*PROMPT*
Each line in the entries below that holds the string "LENGTH" is to be listed.

*INPUT RECORDS*
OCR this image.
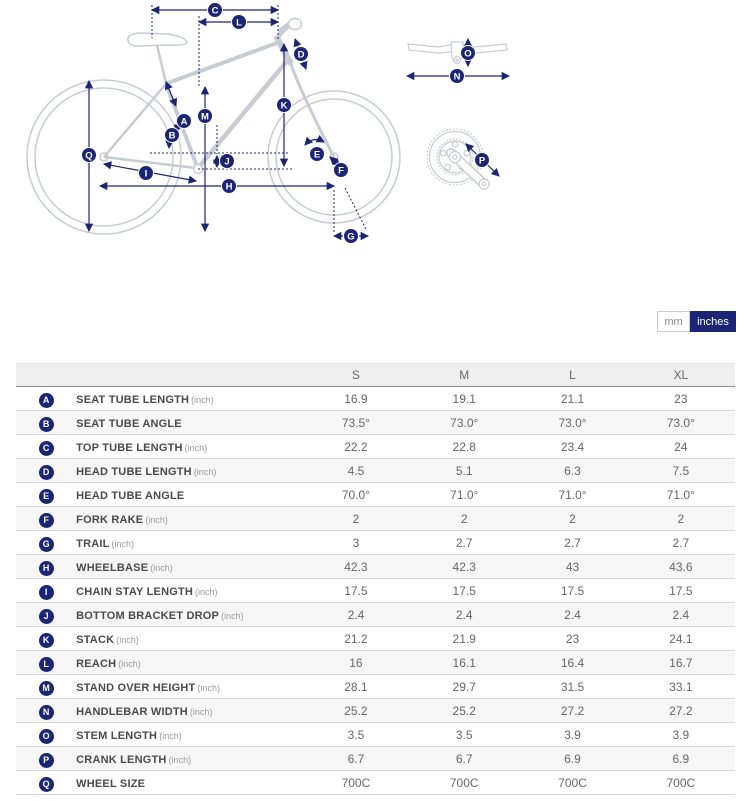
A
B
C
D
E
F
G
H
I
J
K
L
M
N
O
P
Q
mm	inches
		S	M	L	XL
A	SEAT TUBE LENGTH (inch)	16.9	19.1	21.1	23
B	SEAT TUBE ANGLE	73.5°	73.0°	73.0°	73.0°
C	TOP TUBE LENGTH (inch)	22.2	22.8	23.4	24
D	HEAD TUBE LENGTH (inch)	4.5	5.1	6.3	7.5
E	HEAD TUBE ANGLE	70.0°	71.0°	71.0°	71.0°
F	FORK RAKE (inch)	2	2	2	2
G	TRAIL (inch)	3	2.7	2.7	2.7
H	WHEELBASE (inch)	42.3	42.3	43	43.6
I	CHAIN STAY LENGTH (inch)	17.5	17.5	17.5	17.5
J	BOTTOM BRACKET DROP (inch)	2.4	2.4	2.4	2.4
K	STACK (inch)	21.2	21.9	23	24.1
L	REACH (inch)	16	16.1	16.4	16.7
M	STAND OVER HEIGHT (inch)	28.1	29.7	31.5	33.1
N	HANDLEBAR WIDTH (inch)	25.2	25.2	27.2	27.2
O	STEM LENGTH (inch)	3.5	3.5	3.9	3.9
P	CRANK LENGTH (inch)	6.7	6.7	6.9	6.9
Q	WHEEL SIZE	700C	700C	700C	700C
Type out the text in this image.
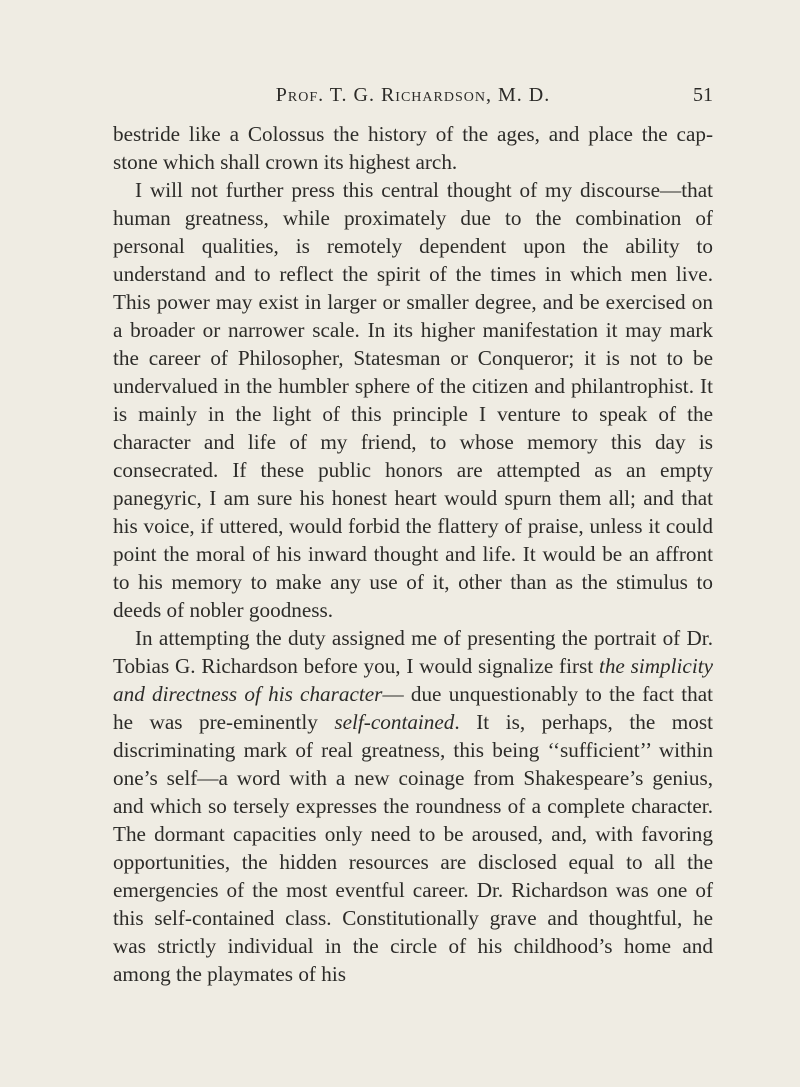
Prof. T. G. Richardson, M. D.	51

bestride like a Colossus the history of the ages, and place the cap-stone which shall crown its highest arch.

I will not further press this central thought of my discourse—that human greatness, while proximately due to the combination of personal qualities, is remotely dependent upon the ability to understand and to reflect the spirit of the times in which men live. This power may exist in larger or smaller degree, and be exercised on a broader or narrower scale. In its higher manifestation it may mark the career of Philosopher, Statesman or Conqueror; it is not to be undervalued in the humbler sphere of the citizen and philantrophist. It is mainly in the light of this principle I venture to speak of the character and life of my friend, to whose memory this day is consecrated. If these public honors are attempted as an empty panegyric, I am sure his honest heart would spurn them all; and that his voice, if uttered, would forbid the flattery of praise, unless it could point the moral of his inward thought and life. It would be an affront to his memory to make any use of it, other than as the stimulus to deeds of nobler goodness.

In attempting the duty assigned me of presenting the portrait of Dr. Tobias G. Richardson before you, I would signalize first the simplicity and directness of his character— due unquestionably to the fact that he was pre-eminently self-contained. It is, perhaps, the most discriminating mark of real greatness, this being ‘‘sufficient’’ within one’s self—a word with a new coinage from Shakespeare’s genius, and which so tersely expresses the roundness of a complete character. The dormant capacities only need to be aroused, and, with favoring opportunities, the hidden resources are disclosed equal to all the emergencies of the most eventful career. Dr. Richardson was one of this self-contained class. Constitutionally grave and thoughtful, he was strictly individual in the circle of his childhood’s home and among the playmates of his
...
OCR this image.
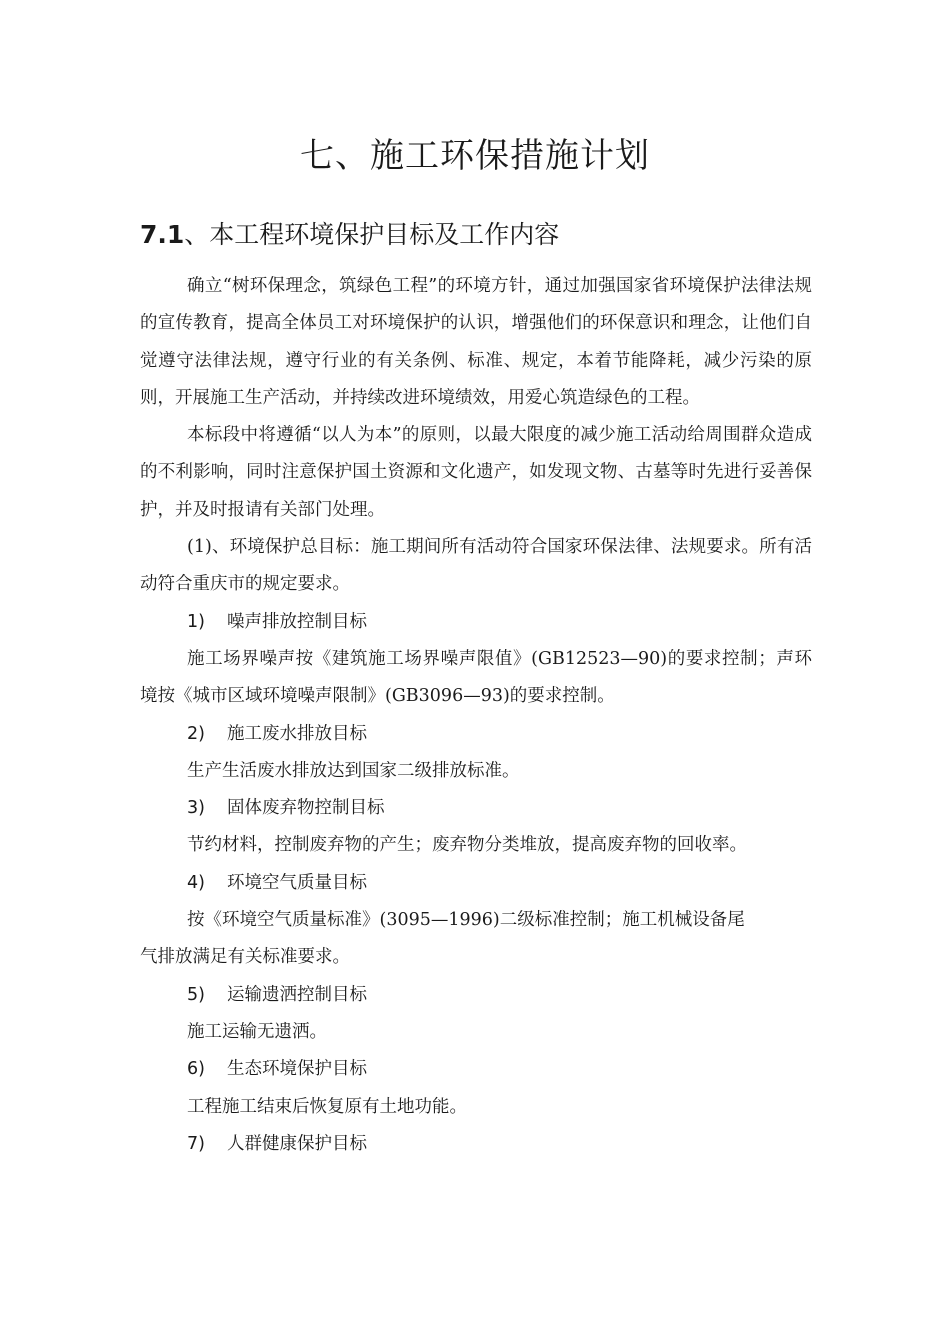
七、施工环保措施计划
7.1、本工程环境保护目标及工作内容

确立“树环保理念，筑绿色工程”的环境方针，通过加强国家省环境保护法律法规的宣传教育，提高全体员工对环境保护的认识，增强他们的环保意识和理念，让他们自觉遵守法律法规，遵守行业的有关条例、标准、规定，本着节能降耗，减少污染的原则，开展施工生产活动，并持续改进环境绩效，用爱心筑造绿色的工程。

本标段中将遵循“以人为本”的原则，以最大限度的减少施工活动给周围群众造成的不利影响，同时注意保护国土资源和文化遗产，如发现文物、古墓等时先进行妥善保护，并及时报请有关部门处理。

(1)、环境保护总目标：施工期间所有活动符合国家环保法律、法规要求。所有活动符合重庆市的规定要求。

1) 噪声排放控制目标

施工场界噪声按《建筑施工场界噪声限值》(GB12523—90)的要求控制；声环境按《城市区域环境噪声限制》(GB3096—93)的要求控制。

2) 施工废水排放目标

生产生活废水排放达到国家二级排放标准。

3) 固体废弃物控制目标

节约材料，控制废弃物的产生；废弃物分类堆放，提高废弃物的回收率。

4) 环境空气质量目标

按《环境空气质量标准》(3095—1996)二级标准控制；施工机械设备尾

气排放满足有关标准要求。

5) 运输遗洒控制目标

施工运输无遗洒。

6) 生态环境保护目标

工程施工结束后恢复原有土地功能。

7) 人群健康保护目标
--
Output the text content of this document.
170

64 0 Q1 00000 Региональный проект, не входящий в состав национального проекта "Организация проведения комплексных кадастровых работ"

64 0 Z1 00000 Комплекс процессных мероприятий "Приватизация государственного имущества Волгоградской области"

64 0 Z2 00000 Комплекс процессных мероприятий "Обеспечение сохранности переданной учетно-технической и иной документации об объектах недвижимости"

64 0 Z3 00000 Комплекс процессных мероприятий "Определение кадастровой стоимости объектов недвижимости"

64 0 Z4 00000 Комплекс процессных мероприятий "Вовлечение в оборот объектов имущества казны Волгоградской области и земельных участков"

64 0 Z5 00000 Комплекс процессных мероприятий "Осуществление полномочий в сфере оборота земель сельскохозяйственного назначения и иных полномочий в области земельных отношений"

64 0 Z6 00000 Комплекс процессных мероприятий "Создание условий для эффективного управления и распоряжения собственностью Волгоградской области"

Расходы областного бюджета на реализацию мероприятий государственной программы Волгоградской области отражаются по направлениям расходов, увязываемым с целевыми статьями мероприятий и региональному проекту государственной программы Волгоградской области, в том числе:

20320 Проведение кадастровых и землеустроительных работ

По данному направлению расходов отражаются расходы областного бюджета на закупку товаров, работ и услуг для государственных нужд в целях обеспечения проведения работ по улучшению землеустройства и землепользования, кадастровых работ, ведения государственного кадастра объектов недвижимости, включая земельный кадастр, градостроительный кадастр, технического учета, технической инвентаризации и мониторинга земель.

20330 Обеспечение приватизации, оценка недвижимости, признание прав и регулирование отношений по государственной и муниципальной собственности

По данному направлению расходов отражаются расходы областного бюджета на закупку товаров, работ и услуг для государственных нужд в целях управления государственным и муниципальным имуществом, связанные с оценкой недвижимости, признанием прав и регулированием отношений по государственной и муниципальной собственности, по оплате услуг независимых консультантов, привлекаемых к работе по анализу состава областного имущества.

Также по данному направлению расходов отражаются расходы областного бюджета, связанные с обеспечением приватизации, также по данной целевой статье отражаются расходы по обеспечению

*EXPECTED ANSWER*
A	SEAT TUBE LENGTH (inch)	16.9	19.1	21.1	23
C	TOP TUBE LENGTH (inch)	22.2	22.8	23.4	24
D	HEAD TUBE LENGTH (inch)	4.5	5.1	6.3	7.5
I	CHAIN STAY LENGTH (inch)	17.5	17.5	17.5	17.5
O	STEM LENGTH (inch)	3.5	3.5	3.9	3.9
P	CRANK LENGTH (inch)	6.7	6.7	6.9	6.9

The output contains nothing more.